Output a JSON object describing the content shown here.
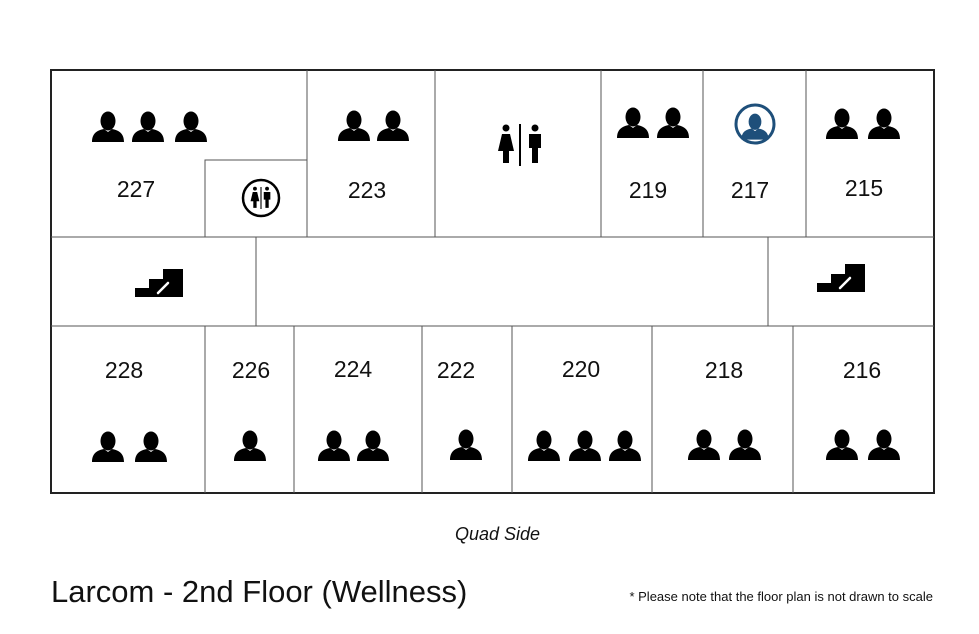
{
  "title": "Larcom - 2nd Floor (Wellness)",
  "side_label": "Quad Side",
  "note": "* Please note that the floor plan is not drawn to scale",
  "colors": {
    "icon": "#000000",
    "highlight": "#1e4f7a",
    "line": "#333333"
  },
  "rooms": [
    {
      "number": "227",
      "occupants": 3,
      "row": "top"
    },
    {
      "number": "",
      "type": "restroom-small",
      "row": "top"
    },
    {
      "number": "223",
      "occupants": 2,
      "row": "top"
    },
    {
      "number": "",
      "type": "restroom",
      "row": "top"
    },
    {
      "number": "219",
      "occupants": 2,
      "row": "top"
    },
    {
      "number": "217",
      "occupants": 1,
      "accessible": true,
      "row": "top"
    },
    {
      "number": "215",
      "occupants": 2,
      "row": "top"
    },
    {
      "number": "228",
      "occupants": 2,
      "row": "bottom"
    },
    {
      "number": "226",
      "occupants": 1,
      "row": "bottom"
    },
    {
      "number": "224",
      "occupants": 2,
      "row": "bottom"
    },
    {
      "number": "222",
      "occupants": 1,
      "row": "bottom"
    },
    {
      "number": "220",
      "occupants": 3,
      "row": "bottom"
    },
    {
      "number": "218",
      "occupants": 2,
      "row": "bottom"
    },
    {
      "number": "216",
      "occupants": 2,
      "row": "bottom"
    }
  ],
  "stairs": [
    {
      "side": "left",
      "icon": "stairs-icon"
    },
    {
      "side": "right",
      "icon": "stairs-icon"
    }
  ]
}
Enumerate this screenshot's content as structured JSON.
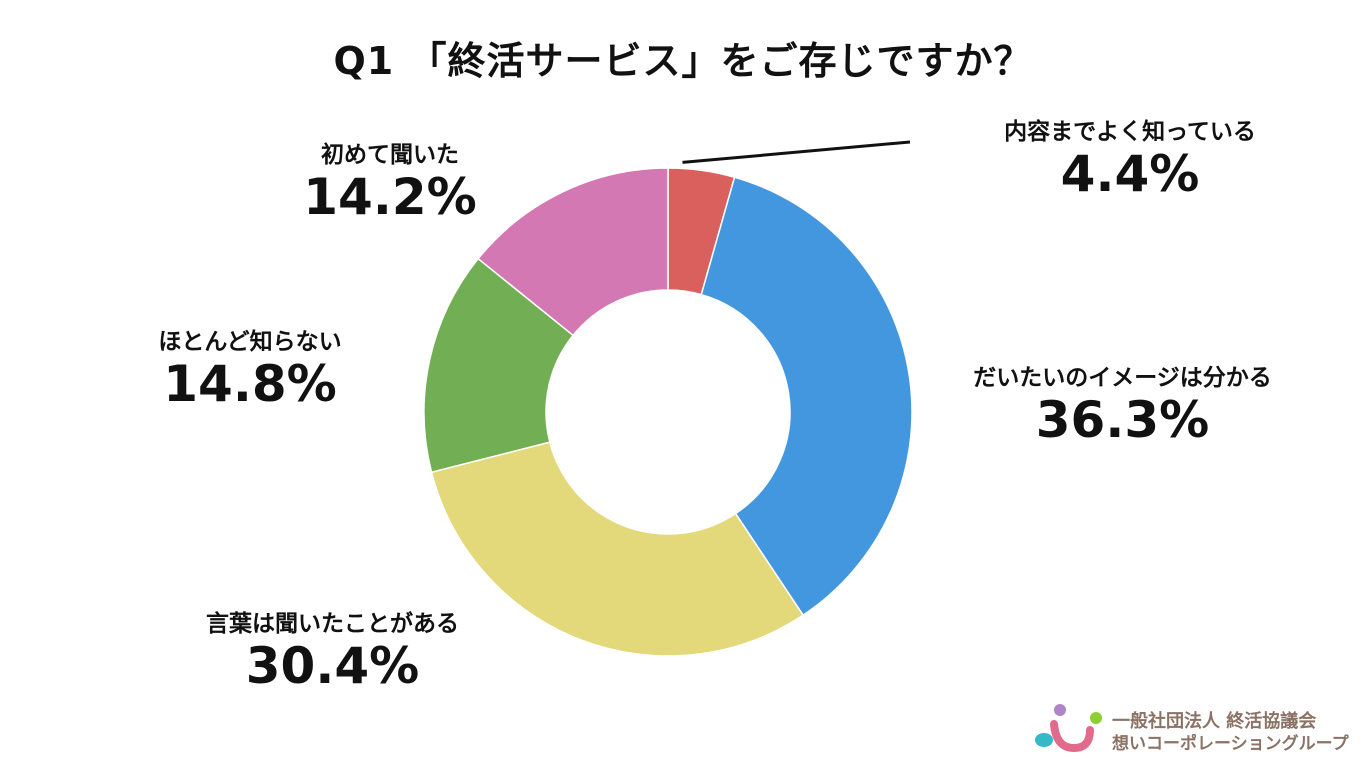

*Problem description*.
Every line in the data above that contains "JSON" needs to be copied.

*The output*.
Output a JSON object describing the content shown here.
Enumerate this screenshot's content as structured JSON.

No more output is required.